> _ENTRIES_
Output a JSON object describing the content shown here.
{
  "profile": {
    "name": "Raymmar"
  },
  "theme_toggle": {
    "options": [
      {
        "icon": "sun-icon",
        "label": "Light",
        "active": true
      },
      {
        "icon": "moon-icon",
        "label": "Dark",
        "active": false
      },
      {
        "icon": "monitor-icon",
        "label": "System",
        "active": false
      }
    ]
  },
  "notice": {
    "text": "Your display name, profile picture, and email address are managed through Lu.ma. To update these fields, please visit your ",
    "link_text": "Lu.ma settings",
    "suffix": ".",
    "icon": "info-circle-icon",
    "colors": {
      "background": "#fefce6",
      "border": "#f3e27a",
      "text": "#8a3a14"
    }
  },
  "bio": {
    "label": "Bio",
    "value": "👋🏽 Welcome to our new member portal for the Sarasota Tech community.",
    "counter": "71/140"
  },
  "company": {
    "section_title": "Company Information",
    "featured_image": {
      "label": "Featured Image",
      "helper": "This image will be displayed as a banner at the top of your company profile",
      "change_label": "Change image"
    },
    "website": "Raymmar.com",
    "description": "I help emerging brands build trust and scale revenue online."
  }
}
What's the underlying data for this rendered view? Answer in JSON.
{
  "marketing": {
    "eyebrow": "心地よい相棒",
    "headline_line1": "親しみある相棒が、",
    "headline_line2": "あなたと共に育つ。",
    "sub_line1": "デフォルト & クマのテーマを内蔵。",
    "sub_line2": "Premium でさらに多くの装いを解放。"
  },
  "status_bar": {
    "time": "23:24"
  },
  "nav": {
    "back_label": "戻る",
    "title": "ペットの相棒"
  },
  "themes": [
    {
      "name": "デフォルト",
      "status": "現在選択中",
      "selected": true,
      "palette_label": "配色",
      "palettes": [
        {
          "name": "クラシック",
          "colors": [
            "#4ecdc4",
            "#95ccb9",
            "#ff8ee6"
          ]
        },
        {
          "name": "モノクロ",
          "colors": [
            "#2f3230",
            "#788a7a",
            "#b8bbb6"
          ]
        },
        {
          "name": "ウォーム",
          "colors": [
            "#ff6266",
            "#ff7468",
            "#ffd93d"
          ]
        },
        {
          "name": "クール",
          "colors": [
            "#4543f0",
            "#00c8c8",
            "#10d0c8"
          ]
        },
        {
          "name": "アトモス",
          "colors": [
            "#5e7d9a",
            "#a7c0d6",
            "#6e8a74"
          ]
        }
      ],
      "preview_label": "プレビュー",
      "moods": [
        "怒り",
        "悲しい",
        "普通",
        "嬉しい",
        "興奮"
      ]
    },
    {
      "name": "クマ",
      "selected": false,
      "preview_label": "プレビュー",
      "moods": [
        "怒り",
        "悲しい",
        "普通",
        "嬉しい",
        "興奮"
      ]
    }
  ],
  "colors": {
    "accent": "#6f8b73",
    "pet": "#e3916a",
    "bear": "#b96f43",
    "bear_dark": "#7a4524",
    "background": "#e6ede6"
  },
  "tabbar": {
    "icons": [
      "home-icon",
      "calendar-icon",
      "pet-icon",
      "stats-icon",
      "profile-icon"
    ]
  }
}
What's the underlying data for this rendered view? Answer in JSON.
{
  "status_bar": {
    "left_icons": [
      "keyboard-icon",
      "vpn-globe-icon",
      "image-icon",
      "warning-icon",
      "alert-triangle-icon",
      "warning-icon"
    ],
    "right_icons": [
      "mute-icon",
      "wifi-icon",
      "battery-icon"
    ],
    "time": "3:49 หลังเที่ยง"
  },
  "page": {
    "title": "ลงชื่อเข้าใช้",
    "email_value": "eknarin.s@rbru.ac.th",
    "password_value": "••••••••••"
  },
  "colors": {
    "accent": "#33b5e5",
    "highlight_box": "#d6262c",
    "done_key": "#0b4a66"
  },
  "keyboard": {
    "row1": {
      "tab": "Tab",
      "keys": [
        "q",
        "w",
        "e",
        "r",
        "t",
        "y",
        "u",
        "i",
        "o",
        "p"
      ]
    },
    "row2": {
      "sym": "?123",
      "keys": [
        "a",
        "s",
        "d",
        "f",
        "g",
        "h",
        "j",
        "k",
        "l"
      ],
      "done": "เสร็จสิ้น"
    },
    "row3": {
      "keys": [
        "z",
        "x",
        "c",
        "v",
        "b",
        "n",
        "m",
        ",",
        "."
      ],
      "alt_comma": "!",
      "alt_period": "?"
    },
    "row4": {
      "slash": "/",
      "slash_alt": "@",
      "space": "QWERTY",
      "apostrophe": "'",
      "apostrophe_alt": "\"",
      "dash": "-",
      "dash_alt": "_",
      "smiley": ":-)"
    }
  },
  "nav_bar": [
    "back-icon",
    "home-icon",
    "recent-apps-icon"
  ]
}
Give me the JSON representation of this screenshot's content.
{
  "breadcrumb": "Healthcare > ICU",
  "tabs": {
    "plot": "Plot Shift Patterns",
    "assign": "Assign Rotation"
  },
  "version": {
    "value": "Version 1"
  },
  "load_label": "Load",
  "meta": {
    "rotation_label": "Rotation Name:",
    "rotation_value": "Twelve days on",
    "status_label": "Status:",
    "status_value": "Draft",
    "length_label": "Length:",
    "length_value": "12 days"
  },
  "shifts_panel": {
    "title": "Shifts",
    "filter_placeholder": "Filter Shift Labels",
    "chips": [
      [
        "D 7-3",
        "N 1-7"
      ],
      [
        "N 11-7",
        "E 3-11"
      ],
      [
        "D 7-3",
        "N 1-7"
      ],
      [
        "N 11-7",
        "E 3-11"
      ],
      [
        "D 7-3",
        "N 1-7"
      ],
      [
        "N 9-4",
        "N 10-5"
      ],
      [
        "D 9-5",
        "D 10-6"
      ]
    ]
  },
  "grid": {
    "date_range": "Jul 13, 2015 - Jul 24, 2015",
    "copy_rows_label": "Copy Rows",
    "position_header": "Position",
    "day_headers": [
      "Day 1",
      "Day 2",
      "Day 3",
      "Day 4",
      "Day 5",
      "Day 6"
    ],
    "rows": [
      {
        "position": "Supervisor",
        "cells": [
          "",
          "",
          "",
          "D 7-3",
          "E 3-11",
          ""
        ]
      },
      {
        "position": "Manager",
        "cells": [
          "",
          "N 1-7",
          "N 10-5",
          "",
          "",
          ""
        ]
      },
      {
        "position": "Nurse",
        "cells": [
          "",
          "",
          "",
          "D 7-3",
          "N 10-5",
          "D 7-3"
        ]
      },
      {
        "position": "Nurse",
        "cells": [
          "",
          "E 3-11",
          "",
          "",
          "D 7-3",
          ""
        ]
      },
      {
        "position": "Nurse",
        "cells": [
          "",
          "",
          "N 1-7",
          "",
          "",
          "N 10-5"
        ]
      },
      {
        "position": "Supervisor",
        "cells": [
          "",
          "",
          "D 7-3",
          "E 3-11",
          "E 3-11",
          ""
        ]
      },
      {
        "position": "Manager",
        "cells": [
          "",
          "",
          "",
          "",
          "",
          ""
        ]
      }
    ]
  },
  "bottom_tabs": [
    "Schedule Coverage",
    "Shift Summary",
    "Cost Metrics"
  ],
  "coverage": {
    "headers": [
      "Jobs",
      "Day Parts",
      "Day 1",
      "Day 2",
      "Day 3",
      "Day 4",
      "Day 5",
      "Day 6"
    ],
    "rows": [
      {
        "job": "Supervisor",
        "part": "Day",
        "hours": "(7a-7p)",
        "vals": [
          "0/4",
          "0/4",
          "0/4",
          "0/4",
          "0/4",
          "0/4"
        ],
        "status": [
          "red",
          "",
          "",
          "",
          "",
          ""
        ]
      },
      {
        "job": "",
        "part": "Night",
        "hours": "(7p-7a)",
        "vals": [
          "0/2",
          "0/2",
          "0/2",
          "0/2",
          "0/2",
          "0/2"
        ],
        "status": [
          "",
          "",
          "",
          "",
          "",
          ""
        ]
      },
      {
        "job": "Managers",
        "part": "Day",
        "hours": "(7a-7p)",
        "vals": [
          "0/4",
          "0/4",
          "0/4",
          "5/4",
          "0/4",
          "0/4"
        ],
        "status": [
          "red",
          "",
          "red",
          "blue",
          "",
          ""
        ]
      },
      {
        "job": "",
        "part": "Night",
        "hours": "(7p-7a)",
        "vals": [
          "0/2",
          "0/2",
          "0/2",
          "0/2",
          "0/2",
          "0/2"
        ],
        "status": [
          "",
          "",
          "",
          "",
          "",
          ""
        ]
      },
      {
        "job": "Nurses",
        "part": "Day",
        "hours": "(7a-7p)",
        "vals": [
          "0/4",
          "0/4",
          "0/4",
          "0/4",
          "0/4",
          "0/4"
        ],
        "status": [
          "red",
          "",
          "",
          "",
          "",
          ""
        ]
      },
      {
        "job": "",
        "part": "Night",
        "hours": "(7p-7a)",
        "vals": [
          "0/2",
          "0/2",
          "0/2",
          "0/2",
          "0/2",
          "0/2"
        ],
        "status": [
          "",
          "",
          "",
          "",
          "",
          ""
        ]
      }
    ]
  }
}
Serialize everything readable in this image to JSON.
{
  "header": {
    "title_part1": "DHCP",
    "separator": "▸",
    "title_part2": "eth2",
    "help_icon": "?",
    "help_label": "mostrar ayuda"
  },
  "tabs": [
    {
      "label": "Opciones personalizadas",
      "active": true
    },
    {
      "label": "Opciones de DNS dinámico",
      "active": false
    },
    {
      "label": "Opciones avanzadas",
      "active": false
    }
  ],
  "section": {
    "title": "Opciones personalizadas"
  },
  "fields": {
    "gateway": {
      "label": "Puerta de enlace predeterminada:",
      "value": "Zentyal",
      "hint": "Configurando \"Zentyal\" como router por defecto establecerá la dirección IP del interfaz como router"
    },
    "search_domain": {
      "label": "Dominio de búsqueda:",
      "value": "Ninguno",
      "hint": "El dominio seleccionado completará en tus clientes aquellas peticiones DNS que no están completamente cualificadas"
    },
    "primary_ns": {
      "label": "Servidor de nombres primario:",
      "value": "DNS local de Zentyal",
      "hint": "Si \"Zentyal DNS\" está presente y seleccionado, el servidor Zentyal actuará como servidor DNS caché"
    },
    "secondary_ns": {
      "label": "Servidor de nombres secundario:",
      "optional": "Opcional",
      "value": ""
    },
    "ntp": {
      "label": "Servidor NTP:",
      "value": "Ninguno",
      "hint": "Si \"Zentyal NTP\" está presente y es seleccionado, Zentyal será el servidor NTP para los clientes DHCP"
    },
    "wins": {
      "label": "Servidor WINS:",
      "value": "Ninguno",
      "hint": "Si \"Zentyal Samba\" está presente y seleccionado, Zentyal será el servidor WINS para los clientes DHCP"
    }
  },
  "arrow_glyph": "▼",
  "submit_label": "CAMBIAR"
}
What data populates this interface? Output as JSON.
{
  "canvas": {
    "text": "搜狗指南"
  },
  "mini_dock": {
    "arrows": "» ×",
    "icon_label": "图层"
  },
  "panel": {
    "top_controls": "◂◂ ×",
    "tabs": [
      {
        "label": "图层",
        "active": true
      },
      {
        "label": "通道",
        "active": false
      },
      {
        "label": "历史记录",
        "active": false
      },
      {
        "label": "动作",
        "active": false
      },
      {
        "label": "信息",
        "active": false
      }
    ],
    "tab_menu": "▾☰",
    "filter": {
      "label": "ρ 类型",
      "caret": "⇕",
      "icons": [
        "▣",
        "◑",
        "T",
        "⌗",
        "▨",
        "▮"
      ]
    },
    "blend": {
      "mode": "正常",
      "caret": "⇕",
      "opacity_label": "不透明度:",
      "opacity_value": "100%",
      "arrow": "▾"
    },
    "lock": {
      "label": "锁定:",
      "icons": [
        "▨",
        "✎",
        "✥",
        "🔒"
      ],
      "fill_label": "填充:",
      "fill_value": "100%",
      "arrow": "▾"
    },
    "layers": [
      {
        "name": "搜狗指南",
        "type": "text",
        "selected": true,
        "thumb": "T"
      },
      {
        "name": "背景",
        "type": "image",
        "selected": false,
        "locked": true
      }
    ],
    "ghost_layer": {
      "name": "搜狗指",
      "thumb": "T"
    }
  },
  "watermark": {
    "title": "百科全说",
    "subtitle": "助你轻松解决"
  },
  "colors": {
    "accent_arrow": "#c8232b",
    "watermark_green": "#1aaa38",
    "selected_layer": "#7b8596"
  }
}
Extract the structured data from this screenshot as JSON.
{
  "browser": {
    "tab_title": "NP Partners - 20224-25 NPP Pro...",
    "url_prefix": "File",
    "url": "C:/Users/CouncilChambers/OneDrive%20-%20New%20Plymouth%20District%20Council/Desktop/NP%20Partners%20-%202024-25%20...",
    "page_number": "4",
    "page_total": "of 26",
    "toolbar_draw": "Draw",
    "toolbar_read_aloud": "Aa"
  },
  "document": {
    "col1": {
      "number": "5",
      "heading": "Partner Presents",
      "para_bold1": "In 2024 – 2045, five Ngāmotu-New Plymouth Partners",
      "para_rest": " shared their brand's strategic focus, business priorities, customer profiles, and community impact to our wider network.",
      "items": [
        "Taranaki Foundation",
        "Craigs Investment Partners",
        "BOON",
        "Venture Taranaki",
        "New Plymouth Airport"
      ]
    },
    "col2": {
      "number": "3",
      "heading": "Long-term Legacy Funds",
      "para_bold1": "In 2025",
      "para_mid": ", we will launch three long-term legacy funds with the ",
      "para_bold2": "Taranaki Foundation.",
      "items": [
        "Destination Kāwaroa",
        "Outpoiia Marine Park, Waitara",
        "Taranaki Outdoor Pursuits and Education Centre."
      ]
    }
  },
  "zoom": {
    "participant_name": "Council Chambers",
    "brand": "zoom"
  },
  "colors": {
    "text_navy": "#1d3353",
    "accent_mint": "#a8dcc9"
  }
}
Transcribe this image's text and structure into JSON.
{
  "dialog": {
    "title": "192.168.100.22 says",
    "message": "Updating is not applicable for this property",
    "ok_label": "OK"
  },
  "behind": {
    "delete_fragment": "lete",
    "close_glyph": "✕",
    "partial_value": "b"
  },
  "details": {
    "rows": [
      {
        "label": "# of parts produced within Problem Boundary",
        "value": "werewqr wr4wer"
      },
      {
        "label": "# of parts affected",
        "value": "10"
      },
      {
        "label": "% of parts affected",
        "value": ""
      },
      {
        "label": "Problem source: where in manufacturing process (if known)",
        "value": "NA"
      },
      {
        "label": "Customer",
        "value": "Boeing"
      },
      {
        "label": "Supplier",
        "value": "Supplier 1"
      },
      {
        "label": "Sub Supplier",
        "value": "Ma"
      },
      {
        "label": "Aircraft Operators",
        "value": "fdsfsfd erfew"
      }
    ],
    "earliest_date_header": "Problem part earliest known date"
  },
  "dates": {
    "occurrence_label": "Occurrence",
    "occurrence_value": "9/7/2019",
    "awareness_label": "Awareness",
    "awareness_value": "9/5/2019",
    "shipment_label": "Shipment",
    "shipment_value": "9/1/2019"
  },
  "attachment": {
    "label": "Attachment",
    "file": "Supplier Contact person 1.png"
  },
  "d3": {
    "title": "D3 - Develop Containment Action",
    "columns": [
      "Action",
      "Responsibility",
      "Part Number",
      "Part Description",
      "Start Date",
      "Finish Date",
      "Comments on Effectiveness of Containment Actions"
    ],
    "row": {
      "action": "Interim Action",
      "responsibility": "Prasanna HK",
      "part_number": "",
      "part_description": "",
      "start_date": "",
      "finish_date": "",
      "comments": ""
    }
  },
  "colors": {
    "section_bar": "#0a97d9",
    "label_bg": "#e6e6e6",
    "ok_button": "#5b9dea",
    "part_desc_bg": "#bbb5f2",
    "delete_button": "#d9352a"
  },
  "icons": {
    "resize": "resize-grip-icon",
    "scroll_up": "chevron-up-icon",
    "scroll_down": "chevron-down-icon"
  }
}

> _BRIEF_
Say how many lines above contain the string "screenshot". Answer with the number only.

> _ANSWER FOR THIS EXERCISE_
2